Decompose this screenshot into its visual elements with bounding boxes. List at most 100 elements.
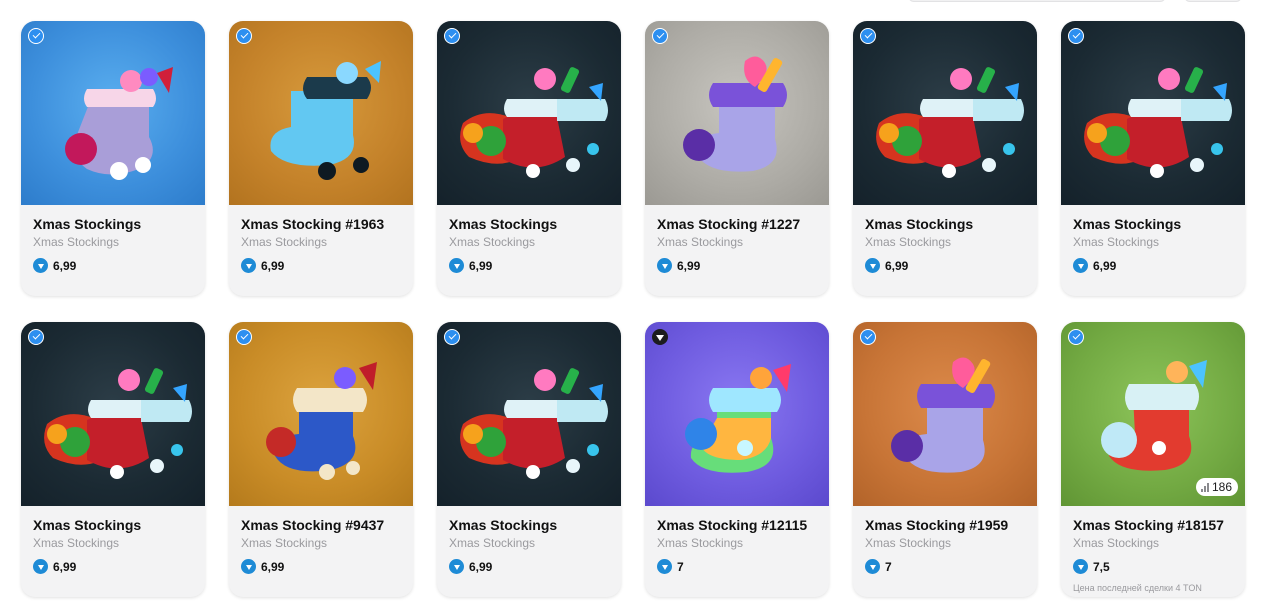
gift-collection: Xmas Stockings bbox=[865, 235, 952, 249]
gift-image bbox=[853, 21, 1037, 205]
verified-badge-icon[interactable] bbox=[236, 28, 252, 44]
gift-price: 7,5 bbox=[1073, 559, 1233, 574]
gift-card[interactable]: Xmas Stocking #12115 Xmas Stockings 7 bbox=[645, 322, 829, 597]
gift-card[interactable]: Xmas Stockings Xmas Stockings 6,99 bbox=[437, 21, 621, 296]
gift-price: 6,99 bbox=[449, 559, 609, 574]
gift-price: 6,99 bbox=[33, 559, 193, 574]
verified-badge-icon[interactable] bbox=[28, 329, 44, 345]
price-value: 6,99 bbox=[53, 258, 77, 273]
gift-collection: Xmas Stockings bbox=[449, 536, 536, 550]
verified-badge-icon[interactable] bbox=[444, 28, 460, 44]
ton-icon bbox=[865, 258, 880, 273]
gift-card[interactable]: Xmas Stocking #1227 Xmas Stockings 6,99 bbox=[645, 21, 829, 296]
price-value: 6,99 bbox=[677, 258, 701, 273]
gift-image: 186 bbox=[1061, 322, 1245, 506]
price-value: 6,99 bbox=[469, 559, 493, 574]
gift-price: 6,99 bbox=[865, 258, 1025, 273]
views-badge: 186 bbox=[1195, 478, 1238, 496]
gift-price: 6,99 bbox=[1073, 258, 1233, 273]
gift-card[interactable]: 186 Xmas Stocking #18157 Xmas Stockings … bbox=[1061, 322, 1245, 597]
ton-badge-icon[interactable] bbox=[652, 329, 668, 345]
gift-price: 6,99 bbox=[449, 258, 609, 273]
ton-icon bbox=[449, 258, 464, 273]
gift-collection: Xmas Stockings bbox=[1073, 235, 1160, 249]
gift-price: 6,99 bbox=[657, 258, 817, 273]
gift-card[interactable]: Xmas Stockings Xmas Stockings 6,99 bbox=[21, 322, 205, 597]
ton-icon bbox=[865, 559, 880, 574]
gift-collection: Xmas Stockings bbox=[241, 536, 328, 550]
gift-title: Xmas Stockings bbox=[449, 216, 558, 232]
price-value: 6,99 bbox=[53, 559, 77, 574]
gift-collection: Xmas Stockings bbox=[33, 536, 120, 550]
verified-badge-icon[interactable] bbox=[652, 28, 668, 44]
gift-title: Xmas Stockings bbox=[33, 216, 142, 232]
gift-title: Xmas Stocking #18157 bbox=[1073, 517, 1224, 533]
price-value: 6,99 bbox=[885, 258, 909, 273]
verified-badge-icon[interactable] bbox=[860, 28, 876, 44]
gift-title: Xmas Stocking #12115 bbox=[657, 517, 808, 533]
ton-icon bbox=[657, 258, 672, 273]
price-value: 6,99 bbox=[469, 258, 493, 273]
gift-price: 6,99 bbox=[33, 258, 193, 273]
gift-title: Xmas Stocking #1959 bbox=[865, 517, 1009, 533]
ton-icon bbox=[449, 559, 464, 574]
gift-image bbox=[645, 21, 829, 205]
gift-image bbox=[437, 21, 621, 205]
price-value: 7,5 bbox=[1093, 559, 1110, 574]
gift-price: 6,99 bbox=[241, 559, 401, 574]
gift-image bbox=[437, 322, 621, 506]
ton-icon bbox=[33, 258, 48, 273]
gift-title: Xmas Stockings bbox=[1073, 216, 1182, 232]
gift-collection: Xmas Stockings bbox=[657, 536, 744, 550]
ton-icon bbox=[1073, 258, 1088, 273]
gift-title: Xmas Stockings bbox=[33, 517, 142, 533]
last-deal-text: Цена последней сделки 4 TON bbox=[1073, 583, 1202, 593]
ton-icon bbox=[33, 559, 48, 574]
gift-card[interactable]: Xmas Stockings Xmas Stockings 6,99 bbox=[437, 322, 621, 597]
ton-icon bbox=[657, 559, 672, 574]
price-value: 6,99 bbox=[261, 559, 285, 574]
gift-card[interactable]: Xmas Stocking #1959 Xmas Stockings 7 bbox=[853, 322, 1037, 597]
gift-grid: Xmas Stockings Xmas Stockings 6,99 Xmas … bbox=[21, 21, 1245, 597]
verified-badge-icon[interactable] bbox=[1068, 329, 1084, 345]
price-value: 6,99 bbox=[1093, 258, 1117, 273]
verified-badge-icon[interactable] bbox=[1068, 28, 1084, 44]
gift-image bbox=[1061, 21, 1245, 205]
verified-badge-icon[interactable] bbox=[28, 28, 44, 44]
gift-price: 7 bbox=[865, 559, 1025, 574]
gift-title: Xmas Stockings bbox=[449, 517, 558, 533]
gift-title: Xmas Stockings bbox=[865, 216, 974, 232]
gift-title: Xmas Stocking #9437 bbox=[241, 517, 385, 533]
ton-icon bbox=[1073, 559, 1088, 574]
gift-image bbox=[229, 21, 413, 205]
gift-collection: Xmas Stockings bbox=[449, 235, 536, 249]
verified-badge-icon[interactable] bbox=[860, 329, 876, 345]
gift-collection: Xmas Stockings bbox=[865, 536, 952, 550]
verified-badge-icon[interactable] bbox=[236, 329, 252, 345]
price-value: 7 bbox=[885, 559, 892, 574]
gift-title: Xmas Stocking #1963 bbox=[241, 216, 385, 232]
gift-card[interactable]: Xmas Stocking #1963 Xmas Stockings 6,99 bbox=[229, 21, 413, 296]
signal-bars-icon bbox=[1200, 482, 1209, 492]
price-value: 7 bbox=[677, 559, 684, 574]
gift-image bbox=[21, 322, 205, 506]
gift-collection: Xmas Stockings bbox=[241, 235, 328, 249]
gift-card[interactable]: Xmas Stockings Xmas Stockings 6,99 bbox=[21, 21, 205, 296]
verified-badge-icon[interactable] bbox=[444, 329, 460, 345]
top-search-field-edge[interactable] bbox=[908, 0, 1166, 2]
gift-image bbox=[853, 322, 1037, 506]
gift-image bbox=[645, 322, 829, 506]
gift-card[interactable]: Xmas Stocking #9437 Xmas Stockings 6,99 bbox=[229, 322, 413, 597]
gift-card[interactable]: Xmas Stockings Xmas Stockings 6,99 bbox=[853, 21, 1037, 296]
views-count: 186 bbox=[1211, 480, 1232, 494]
gift-price: 7 bbox=[657, 559, 817, 574]
gift-title: Xmas Stocking #1227 bbox=[657, 216, 801, 232]
gift-image bbox=[229, 322, 413, 506]
gift-card[interactable]: Xmas Stockings Xmas Stockings 6,99 bbox=[1061, 21, 1245, 296]
price-value: 6,99 bbox=[261, 258, 285, 273]
gift-collection: Xmas Stockings bbox=[33, 235, 120, 249]
gift-collection: Xmas Stockings bbox=[1073, 536, 1160, 550]
ton-icon bbox=[241, 258, 256, 273]
ton-icon bbox=[241, 559, 256, 574]
top-sort-button-edge[interactable] bbox=[1184, 0, 1242, 2]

__________________________________________________

What needs to be done » Present every line of the records above as a numbered list, skipping blank lines and leaving out the pictures.

Response »
1. Decompose this screenshot into its visual elements with bounding boxes. List at most 100 elements.
2. gift-collection: Xmas Stockings bbox=[865, 235, 952, 249]
3. gift-image bbox=[853, 21, 1037, 205]
4. verified-badge-icon[interactable] bbox=[236, 28, 252, 44]
5. gift-price: 7,5 bbox=[1073, 559, 1233, 574]
6. gift-card[interactable]: Xmas Stocking #12115 Xmas Stockings 7 bbox=[645, 322, 829, 597]
7. gift-card[interactable]: Xmas Stockings Xmas Stockings 6,99 bbox=[437, 21, 621, 296]
8. gift-price: 6,99 bbox=[449, 559, 609, 574]
9. gift-price: 6,99 bbox=[33, 559, 193, 574]
10. verified-badge-icon[interactable] bbox=[28, 329, 44, 345]
11. price-value: 6,99 bbox=[53, 258, 77, 273]
12. gift-collection: Xmas Stockings bbox=[449, 536, 536, 550]
13. verified-badge-icon[interactable] bbox=[444, 28, 460, 44]
14. ton-icon bbox=[865, 258, 880, 273]
15. gift-card[interactable]: Xmas Stocking #1227 Xmas Stockings 6,99 bbox=[645, 21, 829, 296]
16. price-value: 6,99 bbox=[677, 258, 701, 273]
17. gift-image: 186 bbox=[1061, 322, 1245, 506]
18. price-value: 6,99 bbox=[469, 559, 493, 574]
19. gift-price: 6,99 bbox=[865, 258, 1025, 273]
20. views-badge: 186 bbox=[1195, 478, 1238, 496]
21. gift-price: 6,99 bbox=[1073, 258, 1233, 273]
22. gift-card[interactable]: 186 Xmas Stocking #18157 Xmas Stockings … bbox=[1061, 322, 1245, 597]
23. ton-badge-icon[interactable] bbox=[652, 329, 668, 345]
24. gift-price: 6,99 bbox=[449, 258, 609, 273]
25. ton-icon bbox=[449, 258, 464, 273]
26. gift-collection: Xmas Stockings bbox=[1073, 235, 1160, 249]
27. gift-price: 6,99 bbox=[657, 258, 817, 273]
28. gift-card[interactable]: Xmas Stockings Xmas Stockings 6,99 bbox=[21, 322, 205, 597]
29. ton-icon bbox=[865, 559, 880, 574]
30. gift-collection: Xmas Stockings bbox=[241, 536, 328, 550]
31. gift-title: Xmas Stockings bbox=[449, 216, 558, 232]
32. price-value: 6,99 bbox=[53, 559, 77, 574]
33. gift-collection: Xmas Stockings bbox=[33, 536, 120, 550]
34. verified-badge-icon[interactable] bbox=[652, 28, 668, 44]
35. gift-title: Xmas Stockings bbox=[33, 216, 142, 232]
36. gift-title: Xmas Stocking #18157 bbox=[1073, 517, 1224, 533]
37. price-value: 6,99 bbox=[885, 258, 909, 273]
38. verified-badge-icon[interactable] bbox=[860, 28, 876, 44]
39. gift-title: Xmas Stocking #12115 bbox=[657, 517, 808, 533]
40. ton-icon bbox=[657, 258, 672, 273]
41. price-value: 6,99 bbox=[469, 258, 493, 273]
42. gift-price: 6,99 bbox=[33, 258, 193, 273]
43. gift-title: Xmas Stocking #1959 bbox=[865, 517, 1009, 533]
44. ton-icon bbox=[449, 559, 464, 574]
45. gift-image bbox=[645, 21, 829, 205]
46. gift-image bbox=[437, 21, 621, 205]
47. price-value: 7,5 bbox=[1093, 559, 1110, 574]
48. gift-price: 6,99 bbox=[241, 559, 401, 574]
49. gift-image bbox=[437, 322, 621, 506]
50. ton-icon bbox=[33, 258, 48, 273]
51. gift-title: Xmas Stockings bbox=[1073, 216, 1182, 232]
52. gift-collection: Xmas Stockings bbox=[657, 536, 744, 550]
53. ton-icon bbox=[1073, 258, 1088, 273]
54. gift-title: Xmas Stockings bbox=[33, 517, 142, 533]
55. last-deal-text: Цена последней сделки 4 TON bbox=[1073, 583, 1202, 593]
56. ton-icon bbox=[33, 559, 48, 574]
57. gift-card[interactable]: Xmas Stockings Xmas Stockings 6,99 bbox=[437, 322, 621, 597]
58. ton-icon bbox=[657, 559, 672, 574]
59. price-value: 6,99 bbox=[261, 559, 285, 574]
60. gift-card[interactable]: Xmas Stocking #1959 Xmas Stockings 7 bbox=[853, 322, 1037, 597]
61. gift-grid: Xmas Stockings Xmas Stockings 6,99 Xmas … bbox=[21, 21, 1245, 597]
62. verified-badge-icon[interactable] bbox=[1068, 329, 1084, 345]
63. price-value: 6,99 bbox=[1093, 258, 1117, 273]
64. verified-badge-icon[interactable] bbox=[1068, 28, 1084, 44]
65. gift-image bbox=[1061, 21, 1245, 205]
66. verified-badge-icon[interactable] bbox=[28, 28, 44, 44]
67. gift-price: 7 bbox=[865, 559, 1025, 574]
68. gift-title: Xmas Stockings bbox=[449, 517, 558, 533]
69. gift-title: Xmas Stockings bbox=[865, 216, 974, 232]
70. gift-title: Xmas Stocking #9437 bbox=[241, 517, 385, 533]
71. ton-icon bbox=[1073, 559, 1088, 574]
72. gift-image bbox=[229, 21, 413, 205]
73. gift-collection: Xmas Stockings bbox=[449, 235, 536, 249]
74. verified-badge-icon[interactable] bbox=[860, 329, 876, 345]
75. gift-collection: Xmas Stockings bbox=[865, 536, 952, 550]
76. verified-badge-icon[interactable] bbox=[236, 329, 252, 345]
77. price-value: 7 bbox=[885, 559, 892, 574]
78. gift-title: Xmas Stocking #1963 bbox=[241, 216, 385, 232]
79. gift-card[interactable]: Xmas Stocking #1963 Xmas Stockings 6,99 bbox=[229, 21, 413, 296]
80. signal-bars-icon bbox=[1200, 482, 1209, 492]
81. price-value: 7 bbox=[677, 559, 684, 574]
82. gift-image bbox=[21, 322, 205, 506]
83. gift-collection: Xmas Stockings bbox=[241, 235, 328, 249]
84. gift-card[interactable]: Xmas Stockings Xmas Stockings 6,99 bbox=[21, 21, 205, 296]
85. verified-badge-icon[interactable] bbox=[444, 329, 460, 345]
86. top-search-field-edge[interactable] bbox=[908, 0, 1166, 2]
87. gift-image bbox=[853, 322, 1037, 506]
88. gift-image bbox=[645, 322, 829, 506]
89. gift-card[interactable]: Xmas Stocking #9437 Xmas Stockings 6,99 bbox=[229, 322, 413, 597]
90. gift-card[interactable]: Xmas Stockings Xmas Stockings 6,99 bbox=[853, 21, 1037, 296]
91. views-count: 186 bbox=[1211, 480, 1232, 494]
92. gift-price: 7 bbox=[657, 559, 817, 574]
93. gift-title: Xmas Stocking #1227 bbox=[657, 216, 801, 232]
94. gift-image bbox=[229, 322, 413, 506]
95. gift-card[interactable]: Xmas Stockings Xmas Stockings 6,99 bbox=[1061, 21, 1245, 296]
96. price-value: 6,99 bbox=[261, 258, 285, 273]
97. gift-collection: Xmas Stockings bbox=[33, 235, 120, 249]
98. gift-collection: Xmas Stockings bbox=[1073, 536, 1160, 550]
99. ton-icon bbox=[241, 258, 256, 273]
100. ton-icon bbox=[241, 559, 256, 574]
101. top-sort-button-edge[interactable] bbox=[1184, 0, 1242, 2]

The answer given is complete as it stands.